# Aim
Extract all of the data and reproduce it precisely.

— start Input material —

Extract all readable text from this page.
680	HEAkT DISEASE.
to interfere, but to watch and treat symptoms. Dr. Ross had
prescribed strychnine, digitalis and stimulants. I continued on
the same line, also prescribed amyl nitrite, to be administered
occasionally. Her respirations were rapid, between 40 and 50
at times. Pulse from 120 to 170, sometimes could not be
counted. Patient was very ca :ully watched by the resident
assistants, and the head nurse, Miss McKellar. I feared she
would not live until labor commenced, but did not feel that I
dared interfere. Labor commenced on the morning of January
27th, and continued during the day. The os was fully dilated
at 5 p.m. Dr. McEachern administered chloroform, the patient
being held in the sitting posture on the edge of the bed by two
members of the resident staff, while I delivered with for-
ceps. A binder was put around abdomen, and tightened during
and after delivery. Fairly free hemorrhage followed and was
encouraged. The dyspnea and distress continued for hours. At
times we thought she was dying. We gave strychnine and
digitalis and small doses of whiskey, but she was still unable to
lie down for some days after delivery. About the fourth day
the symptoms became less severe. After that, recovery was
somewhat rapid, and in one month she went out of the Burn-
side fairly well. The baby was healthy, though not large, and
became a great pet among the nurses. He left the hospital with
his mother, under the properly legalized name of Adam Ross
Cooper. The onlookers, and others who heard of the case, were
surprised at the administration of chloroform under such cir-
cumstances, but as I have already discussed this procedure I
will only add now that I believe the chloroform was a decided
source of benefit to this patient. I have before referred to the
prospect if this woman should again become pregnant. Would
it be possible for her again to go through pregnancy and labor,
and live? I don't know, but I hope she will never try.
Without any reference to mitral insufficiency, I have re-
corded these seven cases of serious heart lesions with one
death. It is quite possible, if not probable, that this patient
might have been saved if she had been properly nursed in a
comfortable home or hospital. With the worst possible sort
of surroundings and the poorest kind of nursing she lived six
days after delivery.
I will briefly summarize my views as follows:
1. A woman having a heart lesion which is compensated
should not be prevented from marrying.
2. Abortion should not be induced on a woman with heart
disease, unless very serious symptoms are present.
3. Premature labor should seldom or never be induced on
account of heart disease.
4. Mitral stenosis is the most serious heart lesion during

— end Input material —

# Finished exercise
Extract all readable text from this page.
680	HEAkT DISEASE.
to interfere, but to watch and treat symptoms. Dr. Ross had
prescribed strychnine, digitalis and stimulants. I continued on
the same line, also prescribed amyl nitrite, to be administered
occasionally. Her respirations were rapid, between 40 and 50
at times. Pulse from 120 to 170, sometimes could not be
counted. Patient was very ca :ully watched by the resident
assistants, and the head nurse, Miss McKellar. I feared she
would not live until labor commenced, but did not feel that I
dared interfere. Labor commenced on the morning of January
27th, and continued during the day. The os was fully dilated
at 5 p.m. Dr. McEachern administered chloroform, the patient
being held in the sitting posture on the edge of the bed by two
members of the resident staff, while I delivered with for-
ceps. A binder was put around abdomen, and tightened during
and after delivery. Fairly free hemorrhage followed and was
encouraged. The dyspnea and distress continued for hours. At
times we thought she was dying. We gave strychnine and
digitalis and small doses of whiskey, but she was still unable to
lie down for some days after delivery. About the fourth day
the symptoms became less severe. After that, recovery was
somewhat rapid, and in one month she went out of the Burn-
side fairly well. The baby was healthy, though not large, and
became a great pet among the nurses. He left the hospital with
his mother, under the properly legalized name of Adam Ross
Cooper. The onlookers, and others who heard of the case, were
surprised at the administration of chloroform under such cir-
cumstances, but as I have already discussed this procedure I
will only add now that I believe the chloroform was a decided
source of benefit to this patient. I have before referred to the
prospect if this woman should again become pregnant. Would
it be possible for her again to go through pregnancy and labor,
and live? I don't know, but I hope she will never try.
Without any reference to mitral insufficiency, I have re-
corded these seven cases of serious heart lesions with one
death. It is quite possible, if not probable, that this patient
might have been saved if she had been properly nursed in a
comfortable home or hospital. With the worst possible sort
of surroundings and the poorest kind of nursing she lived six
days after delivery.
I will briefly summarize my views as follows:
1. A woman having a heart lesion which is compensated
should not be prevented from marrying.
2. Abortion should not be induced on a woman with heart
disease, unless very serious symptoms are present.
3. Premature labor should seldom or never be induced on
account of heart disease.
4. Mitral stenosis is the most serious heart lesion during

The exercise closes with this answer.